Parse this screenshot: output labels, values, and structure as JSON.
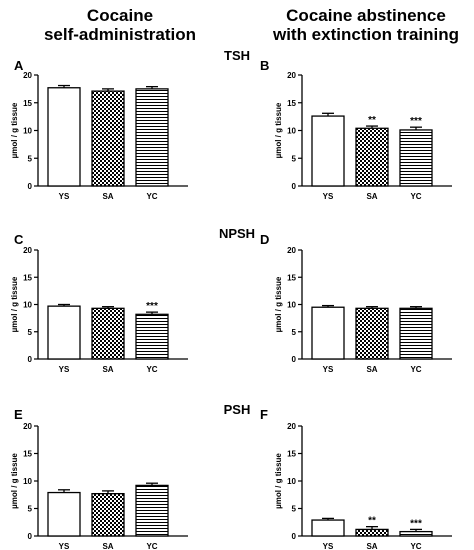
{
  "headers": {
    "left_line1": "Cocaine",
    "left_line2": "self-administration",
    "right_line1": "Cocaine abstinence",
    "right_line2": "with extinction training"
  },
  "sections": [
    "TSH",
    "NPSH",
    "PSH"
  ],
  "chart_data": [
    {
      "panel": "A",
      "type": "bar",
      "categories": [
        "YS",
        "SA",
        "YC"
      ],
      "values": [
        17.7,
        17.1,
        17.5
      ],
      "errors": [
        0.4,
        0.4,
        0.4
      ],
      "significance": [
        "",
        "",
        ""
      ],
      "ylabel": "µmol / g tissue",
      "ylim": [
        0,
        20
      ],
      "yticks": [
        0,
        5,
        10,
        15,
        20
      ]
    },
    {
      "panel": "B",
      "type": "bar",
      "categories": [
        "YS",
        "SA",
        "YC"
      ],
      "values": [
        12.6,
        10.4,
        10.1
      ],
      "errors": [
        0.5,
        0.4,
        0.5
      ],
      "significance": [
        "",
        "**",
        "***"
      ],
      "ylabel": "µmol / g tissue",
      "ylim": [
        0,
        20
      ],
      "yticks": [
        0,
        5,
        10,
        15,
        20
      ]
    },
    {
      "panel": "C",
      "type": "bar",
      "categories": [
        "YS",
        "SA",
        "YC"
      ],
      "values": [
        9.7,
        9.3,
        8.2
      ],
      "errors": [
        0.3,
        0.3,
        0.4
      ],
      "significance": [
        "",
        "",
        "***"
      ],
      "ylabel": "µmol / g tissue",
      "ylim": [
        0,
        20
      ],
      "yticks": [
        0,
        5,
        10,
        15,
        20
      ]
    },
    {
      "panel": "D",
      "type": "bar",
      "categories": [
        "YS",
        "SA",
        "YC"
      ],
      "values": [
        9.5,
        9.3,
        9.3
      ],
      "errors": [
        0.3,
        0.3,
        0.3
      ],
      "significance": [
        "",
        "",
        ""
      ],
      "ylabel": "µmol / g tissue",
      "ylim": [
        0,
        20
      ],
      "yticks": [
        0,
        5,
        10,
        15,
        20
      ]
    },
    {
      "panel": "E",
      "type": "bar",
      "categories": [
        "YS",
        "SA",
        "YC"
      ],
      "values": [
        7.9,
        7.7,
        9.2
      ],
      "errors": [
        0.5,
        0.5,
        0.4
      ],
      "significance": [
        "",
        "",
        ""
      ],
      "ylabel": "µmol / g tissue",
      "ylim": [
        0,
        20
      ],
      "yticks": [
        0,
        5,
        10,
        15,
        20
      ]
    },
    {
      "panel": "F",
      "type": "bar",
      "categories": [
        "YS",
        "SA",
        "YC"
      ],
      "values": [
        2.9,
        1.2,
        0.8
      ],
      "errors": [
        0.3,
        0.5,
        0.4
      ],
      "significance": [
        "",
        "**",
        "***"
      ],
      "ylabel": "µmol / g tissue",
      "ylim": [
        0,
        20
      ],
      "yticks": [
        0,
        5,
        10,
        15,
        20
      ]
    }
  ]
}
☆ ☆ ☆ ☆
**Objective**. Leave the images out, please, and restate each line word for word.

**Finished exercise**.
Parse this screenshot: output labels, values, and structure as JSON.
{
  "headers": {
    "left_line1": "Cocaine",
    "left_line2": "self-administration",
    "right_line1": "Cocaine abstinence",
    "right_line2": "with extinction training"
  },
  "sections": [
    "TSH",
    "NPSH",
    "PSH"
  ],
  "chart_data": [
    {
      "panel": "A",
      "type": "bar",
      "categories": [
        "YS",
        "SA",
        "YC"
      ],
      "values": [
        17.7,
        17.1,
        17.5
      ],
      "errors": [
        0.4,
        0.4,
        0.4
      ],
      "significance": [
        "",
        "",
        ""
      ],
      "ylabel": "µmol / g tissue",
      "ylim": [
        0,
        20
      ],
      "yticks": [
        0,
        5,
        10,
        15,
        20
      ]
    },
    {
      "panel": "B",
      "type": "bar",
      "categories": [
        "YS",
        "SA",
        "YC"
      ],
      "values": [
        12.6,
        10.4,
        10.1
      ],
      "errors": [
        0.5,
        0.4,
        0.5
      ],
      "significance": [
        "",
        "**",
        "***"
      ],
      "ylabel": "µmol / g tissue",
      "ylim": [
        0,
        20
      ],
      "yticks": [
        0,
        5,
        10,
        15,
        20
      ]
    },
    {
      "panel": "C",
      "type": "bar",
      "categories": [
        "YS",
        "SA",
        "YC"
      ],
      "values": [
        9.7,
        9.3,
        8.2
      ],
      "errors": [
        0.3,
        0.3,
        0.4
      ],
      "significance": [
        "",
        "",
        "***"
      ],
      "ylabel": "µmol / g tissue",
      "ylim": [
        0,
        20
      ],
      "yticks": [
        0,
        5,
        10,
        15,
        20
      ]
    },
    {
      "panel": "D",
      "type": "bar",
      "categories": [
        "YS",
        "SA",
        "YC"
      ],
      "values": [
        9.5,
        9.3,
        9.3
      ],
      "errors": [
        0.3,
        0.3,
        0.3
      ],
      "significance": [
        "",
        "",
        ""
      ],
      "ylabel": "µmol / g tissue",
      "ylim": [
        0,
        20
      ],
      "yticks": [
        0,
        5,
        10,
        15,
        20
      ]
    },
    {
      "panel": "E",
      "type": "bar",
      "categories": [
        "YS",
        "SA",
        "YC"
      ],
      "values": [
        7.9,
        7.7,
        9.2
      ],
      "errors": [
        0.5,
        0.5,
        0.4
      ],
      "significance": [
        "",
        "",
        ""
      ],
      "ylabel": "µmol / g tissue",
      "ylim": [
        0,
        20
      ],
      "yticks": [
        0,
        5,
        10,
        15,
        20
      ]
    },
    {
      "panel": "F",
      "type": "bar",
      "categories": [
        "YS",
        "SA",
        "YC"
      ],
      "values": [
        2.9,
        1.2,
        0.8
      ],
      "errors": [
        0.3,
        0.5,
        0.4
      ],
      "significance": [
        "",
        "**",
        "***"
      ],
      "ylabel": "µmol / g tissue",
      "ylim": [
        0,
        20
      ],
      "yticks": [
        0,
        5,
        10,
        15,
        20
      ]
    }
  ]
}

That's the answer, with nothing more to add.